DIRECTION:
Pick up the piece on workplace bullying where it stops and keep writing it for a few more paragraphs.

DOCUMENT PASSAGE:
** begin **
The Pattern Repeats Itself In Your Business Unless You Get Conscious
Bullying and mobbing can be subtle intimdation, physical violence or anything in between, but they always cause low morale, low productvity, and a lower bottom line. Here's the antidote.
Litigious words such as “mobbing” and “bullying” partially describe what would be called a “dysfunctional workplace” in psychological terms, “hell” to the people involved who want nevertheless to do good work, “damaging” to a business’ reputation and ability to attract the best and retain them, “detrimental to the bottom line” by the astute CEO, and “long-lasting” to those who understand human behavior.
Bullying is a carryover from schoolyard behavior, and is illegal in the workplace in the UK. It can be subtle intimidation, physical violence, harassment, demeaning comments, isolating the victim or any number of other acts. And, yes, there is a victim.
ABOUT THE VICTIM
In writing a series in my ezine on bullying, I find that males and females are true to their “average” emotional intelligence.
** end **
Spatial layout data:
** begin **
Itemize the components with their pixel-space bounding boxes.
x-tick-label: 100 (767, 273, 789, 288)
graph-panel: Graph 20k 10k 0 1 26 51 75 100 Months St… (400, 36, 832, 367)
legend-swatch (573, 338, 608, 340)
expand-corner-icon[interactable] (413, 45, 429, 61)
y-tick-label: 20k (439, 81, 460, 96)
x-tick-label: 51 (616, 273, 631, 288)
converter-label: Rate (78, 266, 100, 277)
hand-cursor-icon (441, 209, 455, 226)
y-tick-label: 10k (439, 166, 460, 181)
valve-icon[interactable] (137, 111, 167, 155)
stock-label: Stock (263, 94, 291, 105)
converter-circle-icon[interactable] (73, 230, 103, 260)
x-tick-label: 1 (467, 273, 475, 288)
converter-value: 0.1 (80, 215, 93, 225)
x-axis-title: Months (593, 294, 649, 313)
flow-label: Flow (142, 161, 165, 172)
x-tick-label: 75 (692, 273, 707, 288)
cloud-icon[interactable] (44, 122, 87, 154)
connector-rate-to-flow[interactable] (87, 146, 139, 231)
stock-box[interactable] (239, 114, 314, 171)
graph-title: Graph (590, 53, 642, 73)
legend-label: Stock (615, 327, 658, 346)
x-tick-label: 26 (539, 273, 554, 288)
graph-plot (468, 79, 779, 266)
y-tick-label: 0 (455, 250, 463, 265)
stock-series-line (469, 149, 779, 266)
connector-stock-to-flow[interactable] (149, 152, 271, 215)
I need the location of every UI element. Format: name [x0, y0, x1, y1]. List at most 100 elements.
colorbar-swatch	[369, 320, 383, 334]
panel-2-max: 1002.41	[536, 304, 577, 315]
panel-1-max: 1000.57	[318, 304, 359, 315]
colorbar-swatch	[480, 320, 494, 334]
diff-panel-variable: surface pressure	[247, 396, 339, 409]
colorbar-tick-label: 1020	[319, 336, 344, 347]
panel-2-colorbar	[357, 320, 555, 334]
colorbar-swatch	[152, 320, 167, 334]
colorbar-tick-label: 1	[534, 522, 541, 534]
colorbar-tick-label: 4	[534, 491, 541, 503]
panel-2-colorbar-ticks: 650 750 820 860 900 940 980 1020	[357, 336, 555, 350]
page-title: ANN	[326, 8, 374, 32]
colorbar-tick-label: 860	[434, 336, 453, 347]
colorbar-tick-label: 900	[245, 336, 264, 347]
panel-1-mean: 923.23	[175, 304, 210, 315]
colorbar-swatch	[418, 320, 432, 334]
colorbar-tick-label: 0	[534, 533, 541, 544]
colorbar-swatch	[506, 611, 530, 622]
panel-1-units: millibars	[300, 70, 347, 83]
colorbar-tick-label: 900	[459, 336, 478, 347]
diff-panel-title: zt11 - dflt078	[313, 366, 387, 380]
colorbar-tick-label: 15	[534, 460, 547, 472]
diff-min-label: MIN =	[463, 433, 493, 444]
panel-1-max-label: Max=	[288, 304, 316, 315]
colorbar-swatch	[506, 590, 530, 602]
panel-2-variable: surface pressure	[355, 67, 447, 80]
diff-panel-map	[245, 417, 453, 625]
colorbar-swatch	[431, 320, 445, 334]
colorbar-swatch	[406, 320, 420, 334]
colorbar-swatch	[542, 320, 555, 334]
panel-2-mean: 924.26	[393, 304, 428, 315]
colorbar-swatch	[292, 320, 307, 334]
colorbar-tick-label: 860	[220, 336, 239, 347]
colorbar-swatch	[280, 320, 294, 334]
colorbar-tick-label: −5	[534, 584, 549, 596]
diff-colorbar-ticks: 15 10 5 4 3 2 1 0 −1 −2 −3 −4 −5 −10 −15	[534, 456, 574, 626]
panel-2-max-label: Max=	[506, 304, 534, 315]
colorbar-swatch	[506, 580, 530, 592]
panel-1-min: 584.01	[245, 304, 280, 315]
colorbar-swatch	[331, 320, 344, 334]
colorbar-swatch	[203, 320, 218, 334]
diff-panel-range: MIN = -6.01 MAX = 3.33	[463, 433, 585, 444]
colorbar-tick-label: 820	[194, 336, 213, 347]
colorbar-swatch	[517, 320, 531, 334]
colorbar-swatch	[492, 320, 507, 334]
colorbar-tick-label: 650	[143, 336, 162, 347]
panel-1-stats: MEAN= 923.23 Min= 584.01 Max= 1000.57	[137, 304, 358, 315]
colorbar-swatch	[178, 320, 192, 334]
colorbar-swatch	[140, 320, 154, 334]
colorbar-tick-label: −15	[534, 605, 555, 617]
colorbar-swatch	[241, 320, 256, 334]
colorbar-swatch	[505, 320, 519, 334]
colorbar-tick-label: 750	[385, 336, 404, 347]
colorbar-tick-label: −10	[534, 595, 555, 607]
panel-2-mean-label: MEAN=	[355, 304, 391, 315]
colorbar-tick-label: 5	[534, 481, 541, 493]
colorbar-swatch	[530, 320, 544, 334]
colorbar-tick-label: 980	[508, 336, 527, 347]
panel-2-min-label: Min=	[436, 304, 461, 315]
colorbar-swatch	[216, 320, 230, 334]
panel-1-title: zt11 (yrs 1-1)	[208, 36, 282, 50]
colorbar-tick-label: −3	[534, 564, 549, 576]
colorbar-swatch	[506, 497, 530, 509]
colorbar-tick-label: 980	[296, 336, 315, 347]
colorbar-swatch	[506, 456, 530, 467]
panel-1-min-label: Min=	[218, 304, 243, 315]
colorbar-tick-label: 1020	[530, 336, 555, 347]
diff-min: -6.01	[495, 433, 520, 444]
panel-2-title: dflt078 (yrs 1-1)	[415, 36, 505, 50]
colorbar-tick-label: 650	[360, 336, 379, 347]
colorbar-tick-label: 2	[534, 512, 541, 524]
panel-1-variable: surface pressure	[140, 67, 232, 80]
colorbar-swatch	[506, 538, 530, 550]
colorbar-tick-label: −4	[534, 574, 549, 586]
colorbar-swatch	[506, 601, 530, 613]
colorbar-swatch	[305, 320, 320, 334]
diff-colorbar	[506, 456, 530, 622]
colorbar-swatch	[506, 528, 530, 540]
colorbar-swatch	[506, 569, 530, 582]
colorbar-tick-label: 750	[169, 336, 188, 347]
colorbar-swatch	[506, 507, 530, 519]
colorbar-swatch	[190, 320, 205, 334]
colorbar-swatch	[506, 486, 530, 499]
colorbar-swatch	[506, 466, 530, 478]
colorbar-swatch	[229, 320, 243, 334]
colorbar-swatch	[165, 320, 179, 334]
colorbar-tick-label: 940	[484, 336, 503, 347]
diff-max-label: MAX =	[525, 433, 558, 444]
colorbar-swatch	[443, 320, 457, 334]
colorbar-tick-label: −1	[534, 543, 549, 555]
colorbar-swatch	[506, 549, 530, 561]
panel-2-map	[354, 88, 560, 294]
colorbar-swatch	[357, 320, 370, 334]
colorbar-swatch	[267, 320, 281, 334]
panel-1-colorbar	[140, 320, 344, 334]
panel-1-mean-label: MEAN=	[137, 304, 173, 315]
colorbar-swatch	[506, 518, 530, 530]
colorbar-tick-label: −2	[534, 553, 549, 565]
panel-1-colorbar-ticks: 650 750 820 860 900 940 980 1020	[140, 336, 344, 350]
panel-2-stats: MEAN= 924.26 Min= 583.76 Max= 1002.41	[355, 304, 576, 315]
** end **
EXERCISE RESPONSE:
Women are generally higher in empathy, and I find them more sympathetic to the victim. Men are generally lower in social responsibility and expect the victim to take action on their own behalf. Studies of jurors in employment litigation confirm that men expect the victim not to “have to” go to a higher authority, but to settle it themselves.
Not all men and women are alike, but those are the usual responses to an emotional intelligence assessment.
That having been said, the way a victim would handle a bully without going to higher authority would be to become a bully him or herself. Might makes right!
What’s also sad is that many responses to the ezine and other articles I write about mobbing and bullying come from victims themselves, who think there’s legal recourse, and at this time in the US there is not. (Check with your own attorney of course.)
But why does it have to go to court? Am I the only one glad to see tort reform moving forward?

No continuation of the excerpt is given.